* **WHAT IS BEING ASKED**: In the piece comparing the two Batman films, what did the death of his parents convince Bruce Wayne that he needs to do?

* **TEXT BLOCK**:
## START

Why ‘The Dark Knight Rises’ isn’t as good as ‘The Dark Knight’ (Part 2)



I’ve been rewatching some scenes from TDK this past week, and although I’ve already seen it at least a dozen times, it always strikes me how great a villain the Joker is, and how Heath Ledger’s portrayal raised it to a completely different level. Unfortunately, Bane never approaches those heights in TDKR. This is not an indictment on Tom Hardy. In fact, I rather enjoyed his performance (and put me squarely into the ‘pro’ camp when it comes to Bane’s voice), but anyone going up against Ledger’s Joker is going to have a tough time measuring up.

To be fair, the script could have done more to elevate Bane from a menacing villain to a great one. The reason why the Joker is so intriguing is because he is not a ‘regular’ villain, but that he the very anti-thesis of what Batman stands for.

As much as Batman would hate to admit, they both see in each other an alternate version of themselves. Both of them suffered great misfortunes in their earlier lives, but they both chose to go down different paths and philosophies. The death of his parents convinced Bruce Wayne that he needs to bring order back to Gotham (that he does so in the form of a vigilante who operates outside of police jurisdiction is rather ironic, but that’s a different debate). He sees Batman as something more than a hero; a symbol that can bring out the best in people. The Joker, on the other hand, is convinced that the world is governed by chaos and he wants to prove how ridiculous the notion of order and rules are. He sees himself as something more than a villain; an agent of chaos who can bring out the worst in people. If it is Batman’s motto that anyone can be a hero, then it is the Joker’s belief that anyone can be a villain. All you need is a little push. The Joker sees in Batman his ultimate challenge, and Batman sees in the Joker his ultimate downfall, and it is this dynamic that makes TDK so much more than just another superhero movie, but one that also succeeds on a philosophical and psychological level.

## END

* **ITEMS**:

## START

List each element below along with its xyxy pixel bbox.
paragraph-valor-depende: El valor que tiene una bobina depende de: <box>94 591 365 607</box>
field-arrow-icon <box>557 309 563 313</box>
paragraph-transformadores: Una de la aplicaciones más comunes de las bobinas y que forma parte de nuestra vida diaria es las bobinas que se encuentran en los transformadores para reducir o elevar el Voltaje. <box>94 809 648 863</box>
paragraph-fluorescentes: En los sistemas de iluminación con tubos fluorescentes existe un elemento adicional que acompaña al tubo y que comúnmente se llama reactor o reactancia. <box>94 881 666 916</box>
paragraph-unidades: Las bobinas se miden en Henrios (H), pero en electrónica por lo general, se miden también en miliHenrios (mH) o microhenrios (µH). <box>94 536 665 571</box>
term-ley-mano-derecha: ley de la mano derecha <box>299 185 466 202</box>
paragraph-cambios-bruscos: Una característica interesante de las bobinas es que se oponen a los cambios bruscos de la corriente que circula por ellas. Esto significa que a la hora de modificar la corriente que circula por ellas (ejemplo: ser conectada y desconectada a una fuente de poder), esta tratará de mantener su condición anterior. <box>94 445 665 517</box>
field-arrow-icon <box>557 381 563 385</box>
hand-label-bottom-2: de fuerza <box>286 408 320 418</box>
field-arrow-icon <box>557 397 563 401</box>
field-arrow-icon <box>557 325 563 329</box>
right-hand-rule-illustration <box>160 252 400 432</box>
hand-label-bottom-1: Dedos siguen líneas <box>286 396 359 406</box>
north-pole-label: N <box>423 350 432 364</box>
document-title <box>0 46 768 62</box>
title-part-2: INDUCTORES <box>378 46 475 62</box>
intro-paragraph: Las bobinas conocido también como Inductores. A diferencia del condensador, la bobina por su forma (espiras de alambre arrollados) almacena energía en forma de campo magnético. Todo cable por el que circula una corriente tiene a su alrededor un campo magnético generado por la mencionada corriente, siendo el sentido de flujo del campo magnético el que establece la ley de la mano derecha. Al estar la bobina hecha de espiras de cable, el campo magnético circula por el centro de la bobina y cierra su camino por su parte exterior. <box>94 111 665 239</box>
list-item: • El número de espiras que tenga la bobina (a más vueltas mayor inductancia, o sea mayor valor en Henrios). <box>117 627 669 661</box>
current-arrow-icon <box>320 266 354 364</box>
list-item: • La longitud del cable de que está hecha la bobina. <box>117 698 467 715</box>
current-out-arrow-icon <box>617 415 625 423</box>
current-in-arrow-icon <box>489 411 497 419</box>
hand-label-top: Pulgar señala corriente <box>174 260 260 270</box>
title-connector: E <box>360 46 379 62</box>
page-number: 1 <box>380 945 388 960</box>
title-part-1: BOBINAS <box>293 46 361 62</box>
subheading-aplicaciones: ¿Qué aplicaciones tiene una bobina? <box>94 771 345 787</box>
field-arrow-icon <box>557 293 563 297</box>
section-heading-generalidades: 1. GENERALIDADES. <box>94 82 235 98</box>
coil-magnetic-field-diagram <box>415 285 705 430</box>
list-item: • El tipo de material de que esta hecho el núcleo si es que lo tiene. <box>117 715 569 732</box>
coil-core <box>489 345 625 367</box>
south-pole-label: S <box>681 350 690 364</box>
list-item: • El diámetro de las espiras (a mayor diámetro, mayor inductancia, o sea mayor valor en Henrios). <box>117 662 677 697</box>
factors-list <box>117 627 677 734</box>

## END

* **SOLUTION TO THE PROBLEM**: Bring order back to Gotham.